[Text excerpt]:
.....

Portfolio Regular Investment Plan
Dewhurst Torevell, in conjunction with Legal & General, has designed and launched the Portfolio Regular Investment Plan (PRIP) as a means of achieving tax efficient growth on regular investments over at least 10 years.
What is a PRIP?
The Legal & General PRIP is a ‘qualifying’ life assurance policy.
‘Qualifying’ life assurance policies have a distinct and advantageous treatment for tax purposes for those clients who are able to invest into the plan over a 10 year period. Once payments have been made for at least ¾ of the 10 year term the policy becomes qualifying and it becomes possible to extract capital or regular withdrawals without any personal tax liability.
The PRIP has been designed be a flexible and tax efficient vehicle for regular savings. It will offer a transparent and simple charging structure along with access to a range of quality actively managed unit trusts.
How does it work?
The PRIP operates in a very simple way.

.....

[Data excerpt]:
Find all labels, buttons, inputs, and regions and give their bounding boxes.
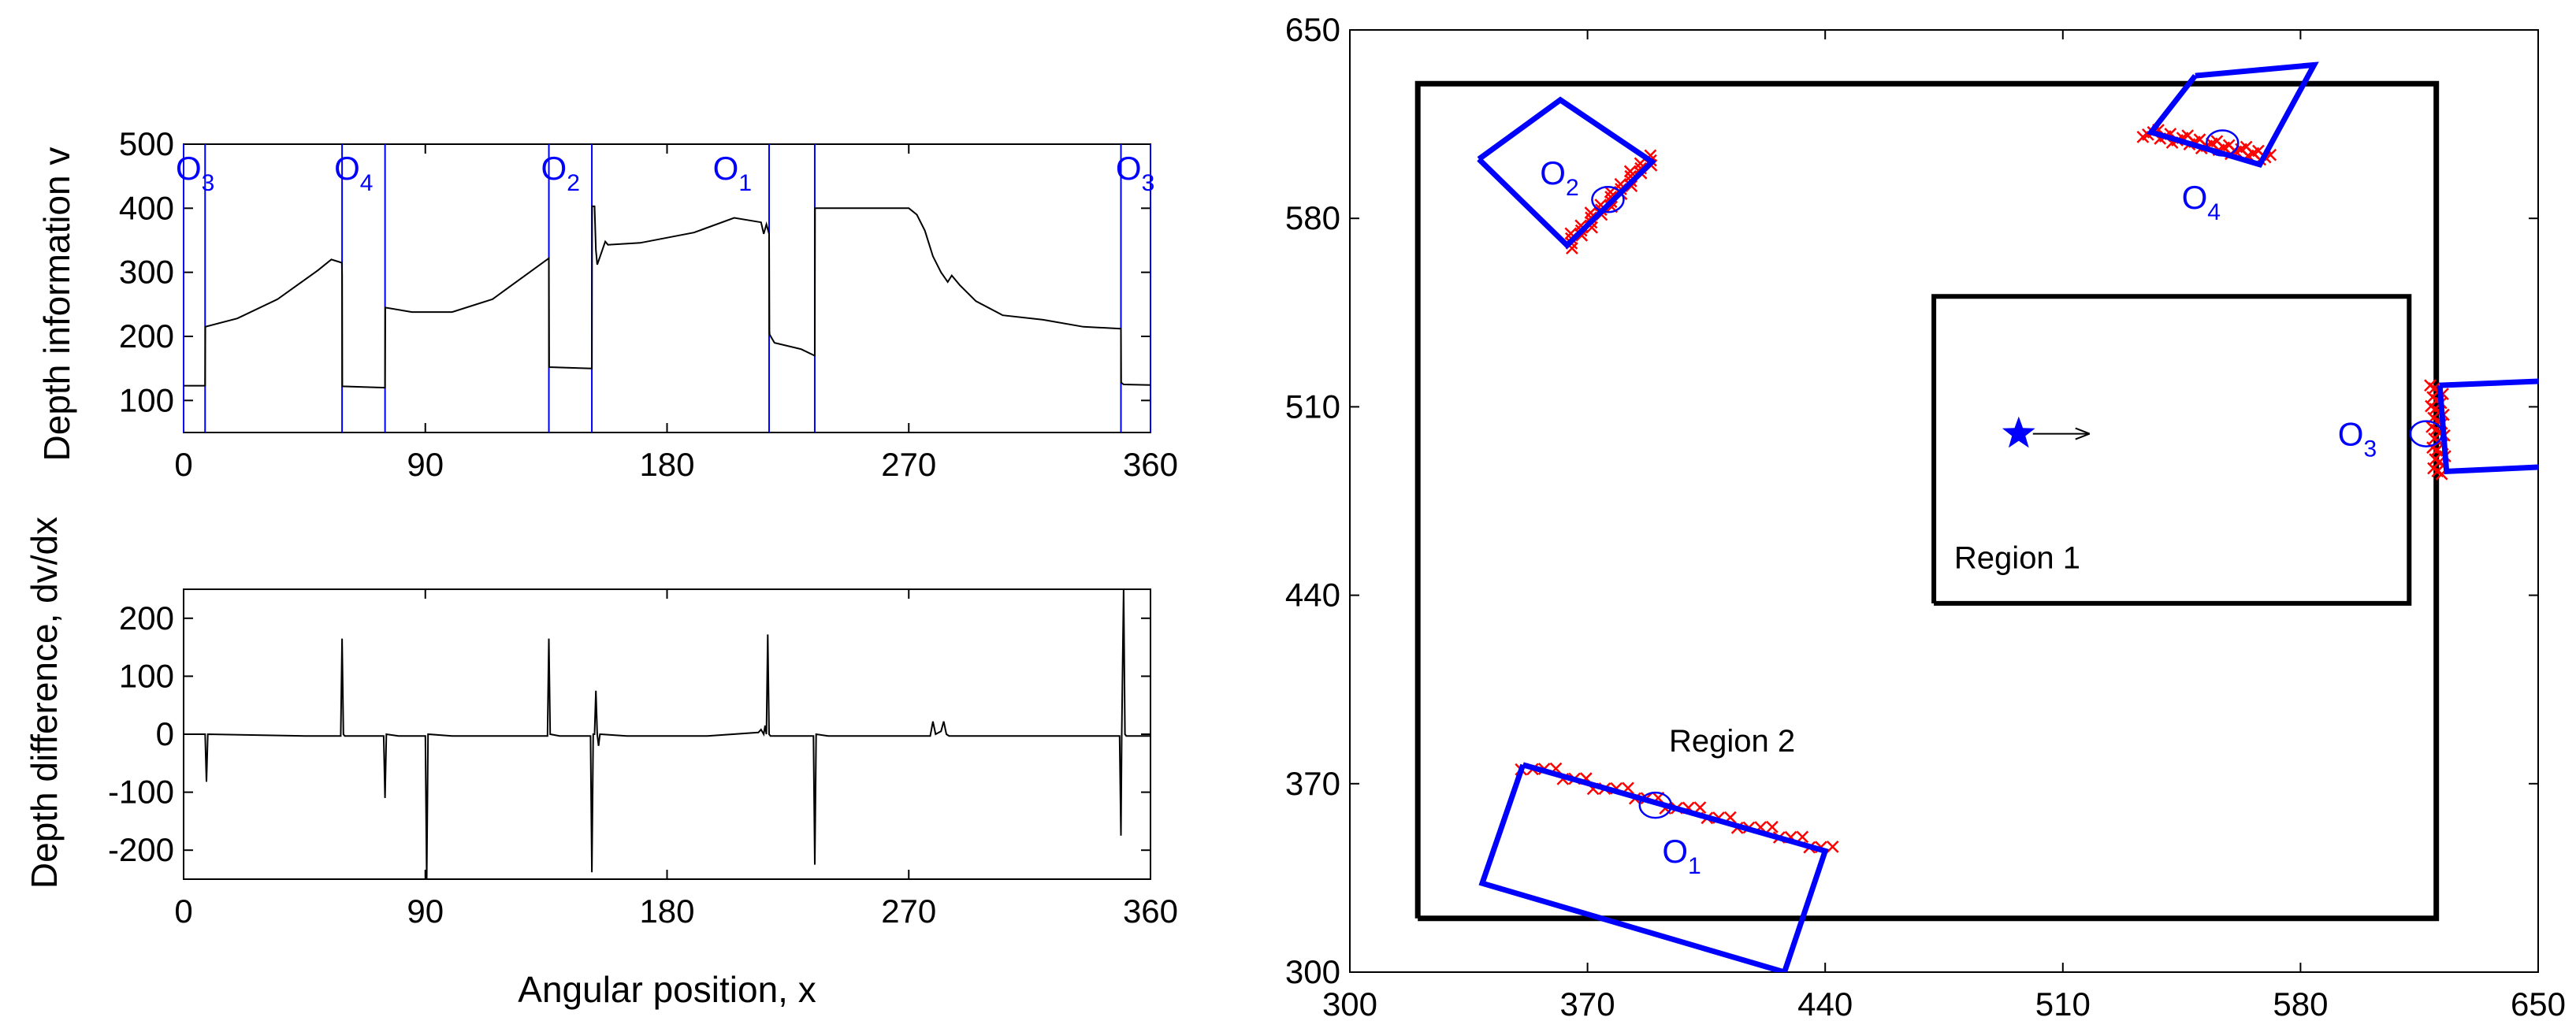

.....

[Short task 1]: In the text on the Portfolio Regular Investment Plan, how much of the 10-year term must payments cover before the policy becomes qualifying?
[Short task 2]: Quote the Portfolio Regular Investment Plan text word for word, starting at "The Legal &" and ending at "very simple way.".
[Short task 3]: Extend the text about the Portfolio Regular Investment Plan, picking up after its last sentence.

[Exercise answer 1]: At least ¾ of the 10-year term.

[Exercise answer 2]:
The Legal & General PRIP is a ‘qualifying’ life assurance policy.
‘Qualifying’ life assurance policies have a distinct and advantageous treatment for tax purposes for those clients who are able to invest into the plan over a 10 year period. Once payments have been made for at least ¾ of the 10 year term the policy becomes qualifying and it becomes possible to extract capital or regular withdrawals without any personal tax liability.
The PRIP has been designed be a flexible and tax efficient vehicle for regular savings. It will offer a transparent and simple charging structure along with access to a range of quality actively managed unit trusts.
How does it work?
The PRIP operates in a very simple way.

[Exercise answer 3]:
Regular premiums are invested into the PRIP over a 10 year period. Premiums can be invested on a monthly or annual basis.
The premiums are invested into a wide range of investment funds which can be switched at any time without any tax charges.
Ongoing premiums can be redirected to suit changing investment conditions. Premiums can be stopped during the policy term but penalties will be incurred and full tax benefits will be lost. The policy includes life cover equivalent to 7.5 times the value of the annual premium (dependent upon age) or the value of the underlying funds if this is greater.
Full details of the PRIP are set out in the relevant Key Features document here. This includes information on the costs and charges, together with the details of the relevant cancellation rights and other regulatory matters.
Uses of a PRIP
The PRIP offers a number of tax efficient options:
- Tax efficient regular savings at a high level
- Supplementing tax efficient ISA investments and pension contributions
- Savings for school and university fees
- Conversion of highly taxed capital (eg Capital Gains) or income into a fund free of personal taxes
- Accumulation of tax efficient trust funds:
- For children or other beneficiaries
- To provide IHT free funds
- Without the need for accounts and tax returns
- For new settlors or trustees of existing trusts.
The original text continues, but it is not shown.